▶ **WHAT YOU WILL DO**:
From the listing below, extract every line in which the word "carrot" appears.

Dataset excerpts:
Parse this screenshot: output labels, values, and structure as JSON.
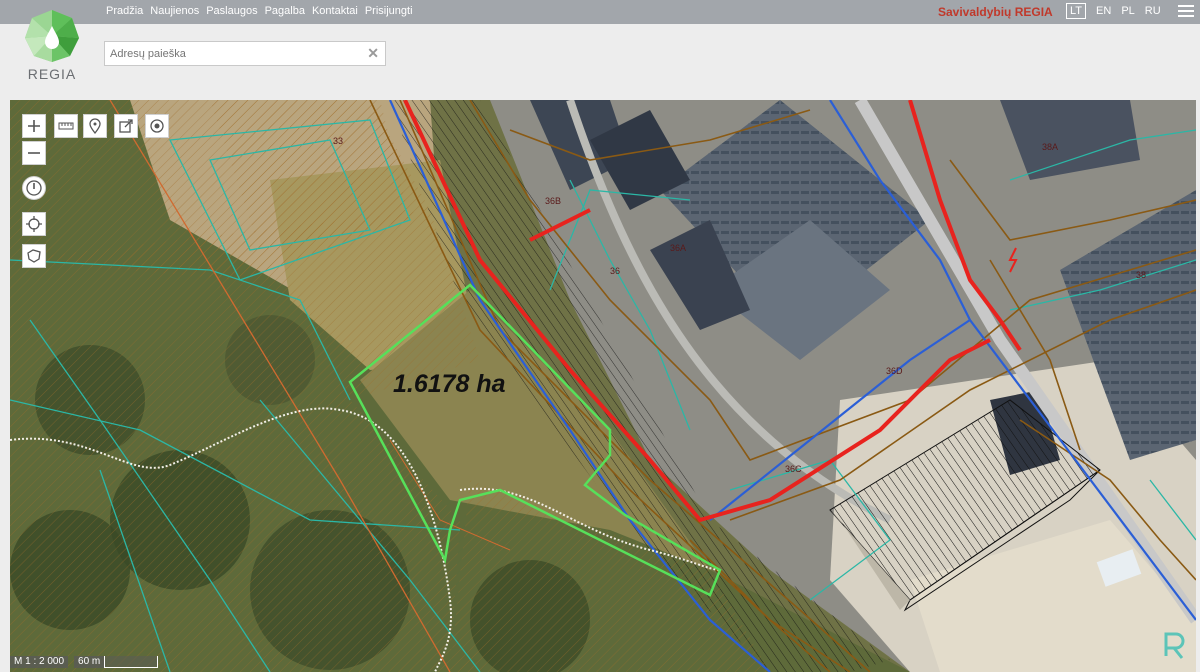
{
  "nav": {
    "items": [
      "Pradžia",
      "Naujienos",
      "Paslaugos",
      "Pagalba",
      "Kontaktai",
      "Prisijungti"
    ]
  },
  "brand": "Savivaldybių REGIA",
  "languages": [
    "LT",
    "EN",
    "PL",
    "RU"
  ],
  "active_language": "LT",
  "logo_text": "REGIA",
  "search": {
    "placeholder": "Adresų paieška"
  },
  "map": {
    "area_label": "1.6178 ha",
    "parcel_labels": [
      "33",
      "36B",
      "36A",
      "36",
      "38A",
      "38",
      "36D",
      "36C"
    ],
    "scale_ratio": "M 1 : 2 000",
    "scale_bar": "60 m"
  },
  "colors": {
    "topbar": "#a2a6ab",
    "brand": "#c0392b",
    "parcel_outline": "#2bb7a6",
    "highlight_parcel": "#57e05a",
    "utility_red": "#e8231e",
    "utility_blue": "#2b5fd6",
    "utility_brown": "#8a5a14"
  },
  "icons": {
    "zoom_in": "plus-icon",
    "zoom_out": "minus-icon",
    "measure": "ruler-icon",
    "marker": "location-pin-icon",
    "export": "export-icon",
    "layers": "target-icon",
    "compass": "compass-icon",
    "locate": "crosshair-icon",
    "map_region": "region-icon"
  }
}
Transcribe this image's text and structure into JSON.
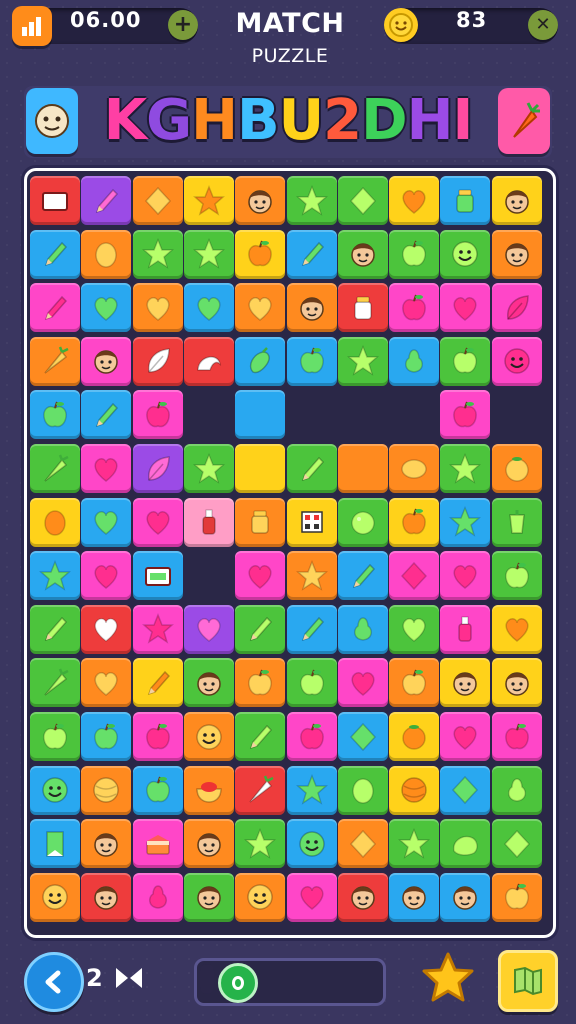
{
  "header": {
    "left_counter": "06.00",
    "right_counter": "83",
    "title_line1": "MATCH",
    "title_line2": "PUZZLE",
    "icons": [
      "bar-chart-icon",
      "add-icon",
      "smiley-coin-icon",
      "close-icon"
    ]
  },
  "logo": {
    "text": "KGHBU2DHI",
    "colors": [
      "#ff3fa4",
      "#8f4be0",
      "#ff8a1f",
      "#3fc0ff",
      "#ffd21a",
      "#ff5a3c",
      "#3dd15a",
      "#9b4be6",
      "#ff4ba0"
    ],
    "left_icon": "face-icon",
    "right_icon": "carrot-icon"
  },
  "board": {
    "rows": [
      [
        "red:frame",
        "purple:pencil",
        "orange:diamond",
        "yellow:star",
        "orange:face",
        "green:star",
        "green:diamond",
        "yellow:heart",
        "blue:jar",
        "yellow:face"
      ],
      [
        "blue:pencil",
        "orange:egg",
        "green:star",
        "green:star",
        "yellow:apple",
        "blue:pencil",
        "green:face",
        "green:apple",
        "green:smiley",
        "orange:face"
      ],
      [
        "magenta:pencil",
        "blue:heart",
        "orange:heart",
        "blue:heart",
        "orange:heart",
        "orange:face",
        "red:jar",
        "magenta:apple",
        "magenta:heart",
        "magenta:leaf"
      ],
      [
        "orange:carrot",
        "magenta:face",
        "red:leaf",
        "red:shell",
        "blue:eggplant",
        "blue:apple",
        "green:star",
        "blue:pear",
        "green:apple",
        "magenta:smiley"
      ],
      [
        "blue:apple",
        "blue:pencil",
        "magenta:apple",
        "empty",
        "blue:blank",
        "empty",
        "empty",
        "empty",
        "magenta:apple",
        "empty"
      ],
      [
        "green:carrot",
        "magenta:heart",
        "purple:leaf",
        "green:star",
        "yellow:blank",
        "green:pencil",
        "orange:blank",
        "orange:lemon",
        "green:star",
        "orange:fruit"
      ],
      [
        "yellow:egg",
        "blue:heart",
        "magenta:heart",
        "pink:bottle",
        "orange:jar",
        "yellow:tiles",
        "green:plum",
        "yellow:apple",
        "blue:star",
        "green:pepper"
      ],
      [
        "blue:star",
        "magenta:heart",
        "blue:frame",
        "empty",
        "magenta:heart",
        "orange:star",
        "blue:pencil",
        "magenta:diamond",
        "magenta:heart",
        "green:apple"
      ],
      [
        "green:pencil",
        "red:heart",
        "magenta:star",
        "purple:heart",
        "green:pencil",
        "blue:pencil",
        "blue:pear",
        "green:heart",
        "magenta:bottle",
        "yellow:heart"
      ],
      [
        "green:carrot",
        "orange:heart",
        "yellow:pencil",
        "green:face",
        "orange:apple",
        "green:apple",
        "magenta:heart",
        "orange:apple",
        "yellow:face",
        "yellow:face"
      ],
      [
        "green:apple",
        "blue:apple",
        "magenta:apple",
        "orange:smiley",
        "green:pencil",
        "magenta:apple",
        "blue:diamond",
        "yellow:fruit",
        "magenta:heart",
        "magenta:apple"
      ],
      [
        "blue:smiley",
        "orange:ball",
        "blue:apple",
        "orange:bowl",
        "red:carrot",
        "blue:star",
        "green:egg",
        "yellow:ball",
        "blue:diamond",
        "green:pear"
      ],
      [
        "blue:flag",
        "orange:face",
        "magenta:cake",
        "orange:face",
        "green:star",
        "blue:smiley",
        "orange:diamond",
        "green:star",
        "green:rock",
        "green:diamond"
      ],
      [
        "orange:smiley",
        "red:face",
        "magenta:pear",
        "green:face",
        "orange:smiley",
        "magenta:heart",
        "red:face",
        "blue:face",
        "blue:face",
        "orange:apple"
      ]
    ]
  },
  "footer": {
    "moves": "2",
    "progress": 0.08,
    "icons": [
      "back-arrow-icon",
      "skip-icon",
      "star-icon",
      "map-icon"
    ]
  },
  "colors": {
    "background": "#3a3660",
    "tile_palette": {
      "red": "#ee3c3c",
      "orange": "#ff8a1f",
      "yellow": "#ffd21a",
      "green": "#4cc43c",
      "blue": "#29a8f0",
      "purple": "#9b4be6",
      "magenta": "#ff46c8",
      "pink": "#ff9ec6"
    }
  }
}
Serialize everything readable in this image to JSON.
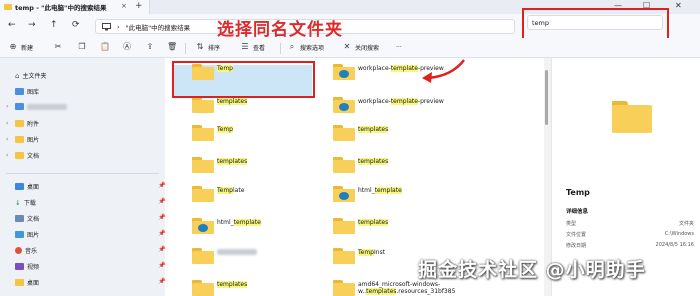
{
  "window": {
    "tab_title": "temp - \"此电脑\"中的搜索结果",
    "tab_close": "×",
    "tab_add": "+",
    "minimize": "—",
    "maximize": "☐",
    "close": "✕"
  },
  "nav": {
    "back": "←",
    "forward": "→",
    "up": "↑",
    "refresh": "⟳",
    "computer_icon": "computer-icon",
    "breadcrumb_sep": "›",
    "breadcrumb": "\"此电脑\"中的搜索结果"
  },
  "annotation": {
    "title": "选择同名文件夹"
  },
  "search": {
    "value": "temp"
  },
  "toolbar": {
    "new_label": "新建",
    "sort_label": "排序",
    "view_label": "查看",
    "search_options_label": "搜索选项",
    "close_search_label": "关闭搜索",
    "more_label": "..."
  },
  "sidebar": {
    "home": "主文件夹",
    "gallery": "图库",
    "attachments": "附件",
    "pictures": "图片",
    "documents": "文档",
    "desktop": "桌面",
    "downloads": "下载",
    "documents2": "文档",
    "pictures2": "图片",
    "music": "音乐",
    "videos": "视频",
    "desktop2": "桌面",
    "chevron": "›",
    "pin": "📌"
  },
  "files": {
    "col1": [
      {
        "pre": "",
        "hl": "Temp",
        "post": ""
      },
      {
        "pre": "",
        "hl": "templates",
        "post": ""
      },
      {
        "pre": "",
        "hl": "Temp",
        "post": ""
      },
      {
        "pre": "",
        "hl": "templates",
        "post": ""
      },
      {
        "pre": "",
        "hl": "Temp",
        "post": "late"
      },
      {
        "pre": "html_",
        "hl": "template",
        "post": ""
      },
      {
        "pre": "",
        "hl": "",
        "post": ""
      },
      {
        "pre": "",
        "hl": "templates",
        "post": ""
      }
    ],
    "col2": [
      {
        "pre": "workplace-",
        "hl": "template",
        "post": "-preview"
      },
      {
        "pre": "workplace-",
        "hl": "template",
        "post": "-preview"
      },
      {
        "pre": "",
        "hl": "templates",
        "post": ""
      },
      {
        "pre": "",
        "hl": "templates",
        "post": ""
      },
      {
        "pre": "html_",
        "hl": "template",
        "post": ""
      },
      {
        "pre": "",
        "hl": "templates",
        "post": ""
      },
      {
        "pre": "",
        "hl": "Temp",
        "post": "Inst"
      },
      {
        "pre": "amd64_microsoft-windows-",
        "hl": "",
        "post": ""
      }
    ],
    "col2_last_line2": {
      "pre": "w..",
      "hl": "templates",
      "post": ".resources_31bf385"
    }
  },
  "details": {
    "name": "Temp",
    "section": "详细信息",
    "rows": [
      {
        "label": "类型",
        "value": "文件夹"
      },
      {
        "label": "文件位置",
        "value": "C:\\Windows"
      },
      {
        "label": "修改日期",
        "value": "2024/8/5 16:16"
      }
    ]
  },
  "watermark": "掘金技术社区 @小明助手"
}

▶ **ANSWER TO THE PROBLEM**:
    "right_icon": "carrot-icon"
        "orange:carrot",
        "green:carrot",
        "green:carrot",
        "red:carrot",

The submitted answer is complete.